> **The request**
Identify the lines that include the word "Heinrich", then copy all of them.

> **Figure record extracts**
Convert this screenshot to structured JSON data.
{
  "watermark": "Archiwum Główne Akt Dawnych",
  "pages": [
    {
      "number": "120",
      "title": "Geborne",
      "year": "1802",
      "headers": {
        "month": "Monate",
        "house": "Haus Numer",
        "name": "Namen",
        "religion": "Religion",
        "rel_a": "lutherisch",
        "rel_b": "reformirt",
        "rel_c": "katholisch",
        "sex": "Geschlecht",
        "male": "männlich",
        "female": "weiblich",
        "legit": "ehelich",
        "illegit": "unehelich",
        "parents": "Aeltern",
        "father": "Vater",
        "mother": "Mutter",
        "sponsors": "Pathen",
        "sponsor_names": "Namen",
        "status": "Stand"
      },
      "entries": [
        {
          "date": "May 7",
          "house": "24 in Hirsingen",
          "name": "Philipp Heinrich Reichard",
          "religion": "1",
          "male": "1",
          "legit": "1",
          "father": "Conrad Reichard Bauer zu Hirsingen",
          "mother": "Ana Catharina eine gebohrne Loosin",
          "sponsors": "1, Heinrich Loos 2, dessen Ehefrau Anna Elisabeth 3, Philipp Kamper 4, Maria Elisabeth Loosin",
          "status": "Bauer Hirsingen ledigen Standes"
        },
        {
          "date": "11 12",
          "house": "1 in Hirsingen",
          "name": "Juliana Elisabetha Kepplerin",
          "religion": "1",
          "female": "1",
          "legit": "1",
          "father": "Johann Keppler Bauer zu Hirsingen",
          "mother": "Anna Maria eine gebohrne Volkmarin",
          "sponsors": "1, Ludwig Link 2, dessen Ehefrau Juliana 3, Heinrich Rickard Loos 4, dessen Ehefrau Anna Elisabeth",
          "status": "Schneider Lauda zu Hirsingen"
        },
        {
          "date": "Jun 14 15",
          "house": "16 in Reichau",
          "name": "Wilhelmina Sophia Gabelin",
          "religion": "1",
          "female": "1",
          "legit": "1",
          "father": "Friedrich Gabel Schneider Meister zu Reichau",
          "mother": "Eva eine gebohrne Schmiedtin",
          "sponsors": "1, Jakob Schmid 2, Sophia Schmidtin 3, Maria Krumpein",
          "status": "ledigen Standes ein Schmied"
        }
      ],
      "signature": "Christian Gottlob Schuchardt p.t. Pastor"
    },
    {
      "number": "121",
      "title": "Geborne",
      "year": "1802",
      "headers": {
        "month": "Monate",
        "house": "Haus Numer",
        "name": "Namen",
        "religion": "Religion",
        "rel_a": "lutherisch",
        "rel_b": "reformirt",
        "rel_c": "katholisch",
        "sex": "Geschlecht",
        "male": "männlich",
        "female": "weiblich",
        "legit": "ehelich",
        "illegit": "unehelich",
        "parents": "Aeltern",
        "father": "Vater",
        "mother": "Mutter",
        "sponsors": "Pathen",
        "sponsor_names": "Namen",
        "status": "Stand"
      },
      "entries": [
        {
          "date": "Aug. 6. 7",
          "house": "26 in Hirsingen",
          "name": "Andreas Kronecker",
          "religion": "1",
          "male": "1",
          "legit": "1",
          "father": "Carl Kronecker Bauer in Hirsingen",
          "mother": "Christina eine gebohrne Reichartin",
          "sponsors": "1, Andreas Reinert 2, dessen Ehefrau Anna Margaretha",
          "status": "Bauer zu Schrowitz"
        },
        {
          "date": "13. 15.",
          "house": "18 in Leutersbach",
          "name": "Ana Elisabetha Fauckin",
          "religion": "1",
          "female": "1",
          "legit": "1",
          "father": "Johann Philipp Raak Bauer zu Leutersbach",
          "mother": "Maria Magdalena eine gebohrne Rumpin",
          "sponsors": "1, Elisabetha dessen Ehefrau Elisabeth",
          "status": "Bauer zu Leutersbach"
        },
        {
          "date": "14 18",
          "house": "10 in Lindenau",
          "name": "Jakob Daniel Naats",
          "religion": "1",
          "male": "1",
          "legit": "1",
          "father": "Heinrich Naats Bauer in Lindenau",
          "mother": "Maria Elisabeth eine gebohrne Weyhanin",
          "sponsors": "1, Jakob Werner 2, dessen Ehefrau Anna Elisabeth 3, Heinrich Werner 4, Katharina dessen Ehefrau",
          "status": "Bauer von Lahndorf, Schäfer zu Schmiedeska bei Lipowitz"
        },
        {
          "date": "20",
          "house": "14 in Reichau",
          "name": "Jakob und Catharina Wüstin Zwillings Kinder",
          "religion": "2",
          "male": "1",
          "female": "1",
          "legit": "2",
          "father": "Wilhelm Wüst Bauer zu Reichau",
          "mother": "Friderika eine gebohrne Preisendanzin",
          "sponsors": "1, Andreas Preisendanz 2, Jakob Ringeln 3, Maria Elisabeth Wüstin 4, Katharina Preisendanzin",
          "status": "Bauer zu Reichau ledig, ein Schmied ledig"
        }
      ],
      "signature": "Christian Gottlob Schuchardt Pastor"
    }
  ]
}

> **Response for this exercise**
          "name": "Philipp Heinrich Reichard",
          "sponsors": "1, Heinrich Loos 2, dessen Ehefrau Anna Elisabeth 3, Philipp Kamper 4, Maria Elisabeth Loosin",
          "sponsors": "1, Ludwig Link 2, dessen Ehefrau Juliana 3, Heinrich Rickard Loos 4, dessen Ehefrau Anna Elisabeth",
          "father": "Heinrich Naats Bauer in Lindenau",
          "sponsors": "1, Jakob Werner 2, dessen Ehefrau Anna Elisabeth 3, Heinrich Werner 4, Katharina dessen Ehefrau",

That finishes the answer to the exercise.